# [Exercise directions]
Gather every line from the entries below that includes "fiber".

# [Available records]

════════════════════

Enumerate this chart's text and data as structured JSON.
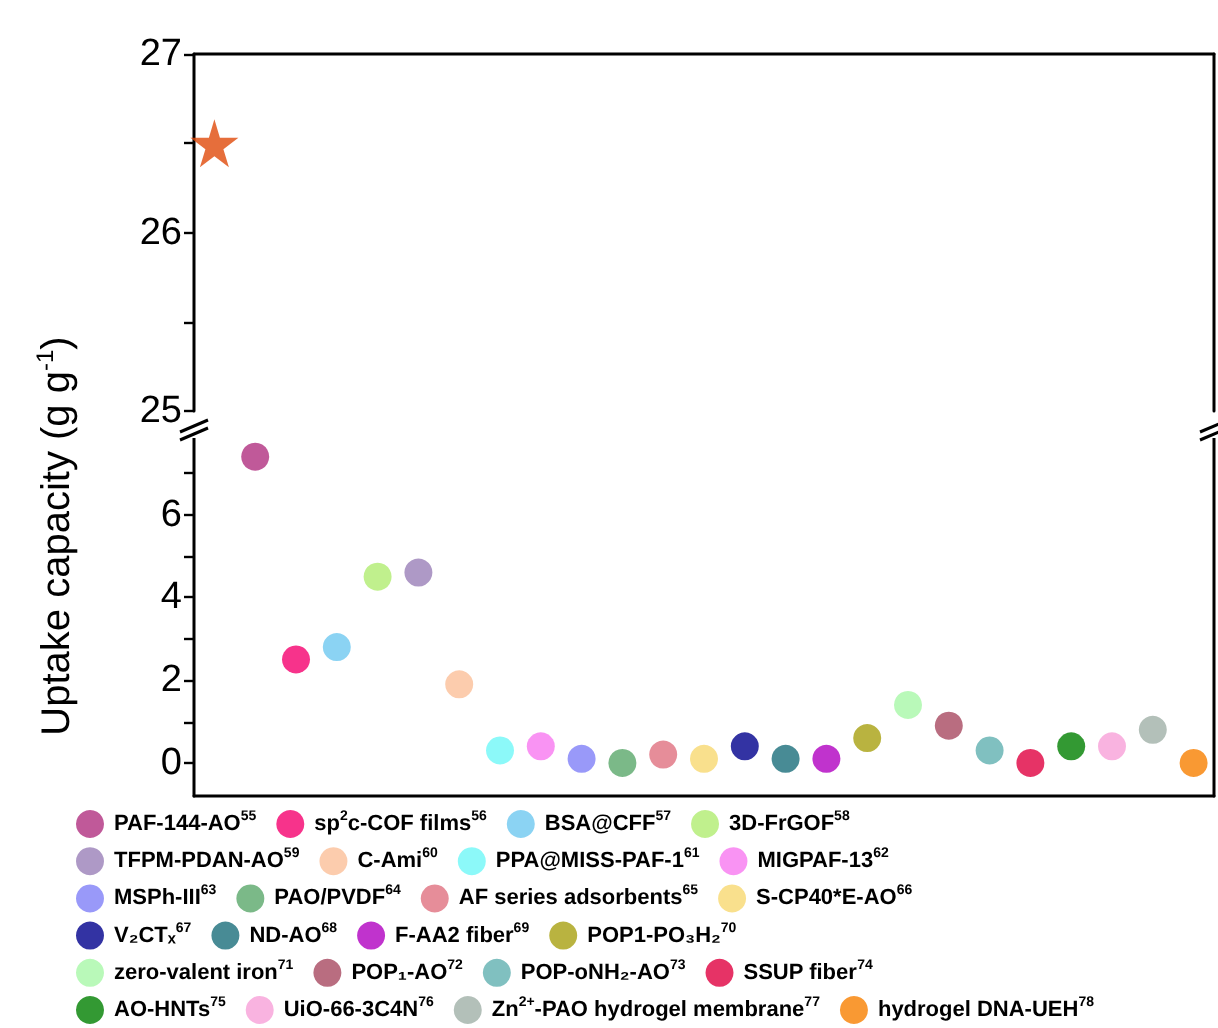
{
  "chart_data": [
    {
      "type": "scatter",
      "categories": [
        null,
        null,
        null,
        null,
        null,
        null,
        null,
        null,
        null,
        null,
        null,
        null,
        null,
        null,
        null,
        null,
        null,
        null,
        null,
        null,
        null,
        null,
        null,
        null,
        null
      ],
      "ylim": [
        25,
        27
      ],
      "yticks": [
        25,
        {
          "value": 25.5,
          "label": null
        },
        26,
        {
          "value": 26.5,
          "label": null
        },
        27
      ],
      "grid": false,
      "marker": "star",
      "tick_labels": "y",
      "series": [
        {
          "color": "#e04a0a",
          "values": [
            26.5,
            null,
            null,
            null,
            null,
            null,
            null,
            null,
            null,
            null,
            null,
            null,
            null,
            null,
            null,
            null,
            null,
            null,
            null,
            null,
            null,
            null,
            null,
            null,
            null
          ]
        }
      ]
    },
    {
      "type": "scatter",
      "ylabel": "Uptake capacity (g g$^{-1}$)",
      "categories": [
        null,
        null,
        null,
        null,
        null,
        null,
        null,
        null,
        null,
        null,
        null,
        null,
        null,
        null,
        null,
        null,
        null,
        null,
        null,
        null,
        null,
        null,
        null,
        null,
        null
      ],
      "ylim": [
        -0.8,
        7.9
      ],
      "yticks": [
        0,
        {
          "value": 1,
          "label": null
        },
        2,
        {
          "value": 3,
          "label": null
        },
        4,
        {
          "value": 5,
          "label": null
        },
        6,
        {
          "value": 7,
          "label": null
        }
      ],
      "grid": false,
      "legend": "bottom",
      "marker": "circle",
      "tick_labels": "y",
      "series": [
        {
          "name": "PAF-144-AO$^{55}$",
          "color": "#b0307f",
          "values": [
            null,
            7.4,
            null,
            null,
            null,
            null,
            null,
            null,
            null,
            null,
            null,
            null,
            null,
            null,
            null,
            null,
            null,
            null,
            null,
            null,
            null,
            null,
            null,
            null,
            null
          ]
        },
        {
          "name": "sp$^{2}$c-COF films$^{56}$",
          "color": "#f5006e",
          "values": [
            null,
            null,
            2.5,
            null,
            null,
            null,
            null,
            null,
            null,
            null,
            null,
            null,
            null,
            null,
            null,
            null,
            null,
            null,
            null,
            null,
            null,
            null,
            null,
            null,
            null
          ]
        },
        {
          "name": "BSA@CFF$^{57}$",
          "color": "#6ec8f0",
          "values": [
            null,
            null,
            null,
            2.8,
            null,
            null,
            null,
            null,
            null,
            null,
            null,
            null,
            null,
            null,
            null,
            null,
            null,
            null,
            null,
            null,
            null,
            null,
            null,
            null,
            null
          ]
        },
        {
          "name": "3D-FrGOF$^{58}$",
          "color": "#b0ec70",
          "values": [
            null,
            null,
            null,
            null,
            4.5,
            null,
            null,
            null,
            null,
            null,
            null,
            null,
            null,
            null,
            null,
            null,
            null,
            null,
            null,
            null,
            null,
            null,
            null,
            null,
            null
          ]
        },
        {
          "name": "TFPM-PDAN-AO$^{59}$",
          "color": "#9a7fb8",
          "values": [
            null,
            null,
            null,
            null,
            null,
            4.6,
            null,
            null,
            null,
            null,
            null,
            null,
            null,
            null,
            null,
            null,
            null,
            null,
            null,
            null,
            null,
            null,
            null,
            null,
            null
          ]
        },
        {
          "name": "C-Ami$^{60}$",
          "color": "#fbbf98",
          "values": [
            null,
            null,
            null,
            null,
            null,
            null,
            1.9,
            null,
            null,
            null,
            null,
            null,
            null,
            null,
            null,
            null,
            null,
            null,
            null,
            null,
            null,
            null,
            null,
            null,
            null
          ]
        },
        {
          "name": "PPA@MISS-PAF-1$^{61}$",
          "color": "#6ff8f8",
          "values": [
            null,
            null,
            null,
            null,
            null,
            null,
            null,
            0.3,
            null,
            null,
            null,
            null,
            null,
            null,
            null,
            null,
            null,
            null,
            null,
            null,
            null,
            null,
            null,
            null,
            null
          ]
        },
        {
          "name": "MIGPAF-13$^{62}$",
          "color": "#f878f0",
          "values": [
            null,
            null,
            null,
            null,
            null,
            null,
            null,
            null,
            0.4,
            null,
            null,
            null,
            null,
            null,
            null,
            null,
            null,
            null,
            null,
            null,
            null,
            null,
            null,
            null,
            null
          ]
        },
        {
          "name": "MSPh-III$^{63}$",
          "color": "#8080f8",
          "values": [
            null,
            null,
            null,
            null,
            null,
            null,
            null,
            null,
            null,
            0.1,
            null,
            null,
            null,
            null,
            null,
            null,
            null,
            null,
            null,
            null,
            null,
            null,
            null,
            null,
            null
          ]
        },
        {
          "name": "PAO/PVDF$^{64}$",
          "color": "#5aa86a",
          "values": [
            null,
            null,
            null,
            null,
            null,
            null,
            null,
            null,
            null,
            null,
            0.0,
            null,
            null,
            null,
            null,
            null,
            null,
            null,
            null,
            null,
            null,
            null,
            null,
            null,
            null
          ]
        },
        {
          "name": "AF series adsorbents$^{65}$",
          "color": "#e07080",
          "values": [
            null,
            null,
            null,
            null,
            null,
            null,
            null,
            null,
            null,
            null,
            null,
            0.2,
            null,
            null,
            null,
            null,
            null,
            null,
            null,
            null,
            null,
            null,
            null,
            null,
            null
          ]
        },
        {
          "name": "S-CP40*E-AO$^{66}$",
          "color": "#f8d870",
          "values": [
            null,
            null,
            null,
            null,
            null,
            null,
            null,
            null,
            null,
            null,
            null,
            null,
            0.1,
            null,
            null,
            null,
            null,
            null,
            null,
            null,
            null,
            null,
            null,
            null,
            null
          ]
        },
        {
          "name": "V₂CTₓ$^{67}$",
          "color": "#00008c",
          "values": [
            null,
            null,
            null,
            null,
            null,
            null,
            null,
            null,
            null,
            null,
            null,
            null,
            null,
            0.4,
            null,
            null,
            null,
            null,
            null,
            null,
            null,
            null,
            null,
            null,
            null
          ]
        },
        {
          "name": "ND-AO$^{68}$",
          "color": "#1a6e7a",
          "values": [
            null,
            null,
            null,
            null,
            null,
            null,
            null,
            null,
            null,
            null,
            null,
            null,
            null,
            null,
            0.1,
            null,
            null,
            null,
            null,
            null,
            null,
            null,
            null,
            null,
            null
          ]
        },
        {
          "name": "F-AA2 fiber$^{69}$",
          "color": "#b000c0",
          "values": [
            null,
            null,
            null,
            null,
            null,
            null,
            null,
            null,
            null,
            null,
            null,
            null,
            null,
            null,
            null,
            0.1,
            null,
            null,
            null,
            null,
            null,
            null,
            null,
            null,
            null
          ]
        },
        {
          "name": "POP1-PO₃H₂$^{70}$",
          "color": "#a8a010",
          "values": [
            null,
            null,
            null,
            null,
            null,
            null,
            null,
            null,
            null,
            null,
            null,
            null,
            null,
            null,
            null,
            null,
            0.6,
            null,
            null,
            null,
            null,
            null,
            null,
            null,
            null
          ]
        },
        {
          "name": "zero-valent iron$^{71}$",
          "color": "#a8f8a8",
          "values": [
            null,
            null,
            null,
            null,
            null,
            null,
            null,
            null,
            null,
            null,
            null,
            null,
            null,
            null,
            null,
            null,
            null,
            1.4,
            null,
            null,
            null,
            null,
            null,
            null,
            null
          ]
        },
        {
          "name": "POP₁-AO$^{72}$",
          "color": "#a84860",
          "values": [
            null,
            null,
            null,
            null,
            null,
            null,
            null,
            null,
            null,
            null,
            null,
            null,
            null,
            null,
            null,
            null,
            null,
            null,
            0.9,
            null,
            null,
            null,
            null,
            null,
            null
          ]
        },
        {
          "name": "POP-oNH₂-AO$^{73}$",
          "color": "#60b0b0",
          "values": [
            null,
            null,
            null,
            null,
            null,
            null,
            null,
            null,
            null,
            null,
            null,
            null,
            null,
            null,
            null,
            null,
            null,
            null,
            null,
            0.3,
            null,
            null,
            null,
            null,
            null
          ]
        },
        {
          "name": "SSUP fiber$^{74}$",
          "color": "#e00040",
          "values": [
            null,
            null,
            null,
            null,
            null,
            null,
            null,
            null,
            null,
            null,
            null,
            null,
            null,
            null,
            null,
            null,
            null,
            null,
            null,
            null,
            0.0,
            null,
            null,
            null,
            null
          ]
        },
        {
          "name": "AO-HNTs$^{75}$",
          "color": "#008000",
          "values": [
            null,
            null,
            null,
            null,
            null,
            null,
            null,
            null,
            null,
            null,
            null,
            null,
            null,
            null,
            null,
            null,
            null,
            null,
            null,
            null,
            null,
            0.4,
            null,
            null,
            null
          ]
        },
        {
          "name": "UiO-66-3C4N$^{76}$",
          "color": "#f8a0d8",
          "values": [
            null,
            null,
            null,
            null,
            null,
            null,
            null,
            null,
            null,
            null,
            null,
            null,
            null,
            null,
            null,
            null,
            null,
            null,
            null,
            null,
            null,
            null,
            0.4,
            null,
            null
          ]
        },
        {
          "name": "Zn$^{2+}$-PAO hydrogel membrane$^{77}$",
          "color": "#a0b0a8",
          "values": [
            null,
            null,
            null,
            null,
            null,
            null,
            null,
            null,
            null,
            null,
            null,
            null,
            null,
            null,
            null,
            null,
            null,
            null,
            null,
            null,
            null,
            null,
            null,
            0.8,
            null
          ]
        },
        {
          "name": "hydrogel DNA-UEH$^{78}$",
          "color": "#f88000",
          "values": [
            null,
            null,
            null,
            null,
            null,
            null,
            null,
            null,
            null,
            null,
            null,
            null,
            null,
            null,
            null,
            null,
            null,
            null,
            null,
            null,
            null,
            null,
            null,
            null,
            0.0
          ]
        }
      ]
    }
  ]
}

════════════════════

# [Answer to this problem]
          "name": "F-AA2 fiber$^{69}$",
          "name": "SSUP fiber$^{74}$",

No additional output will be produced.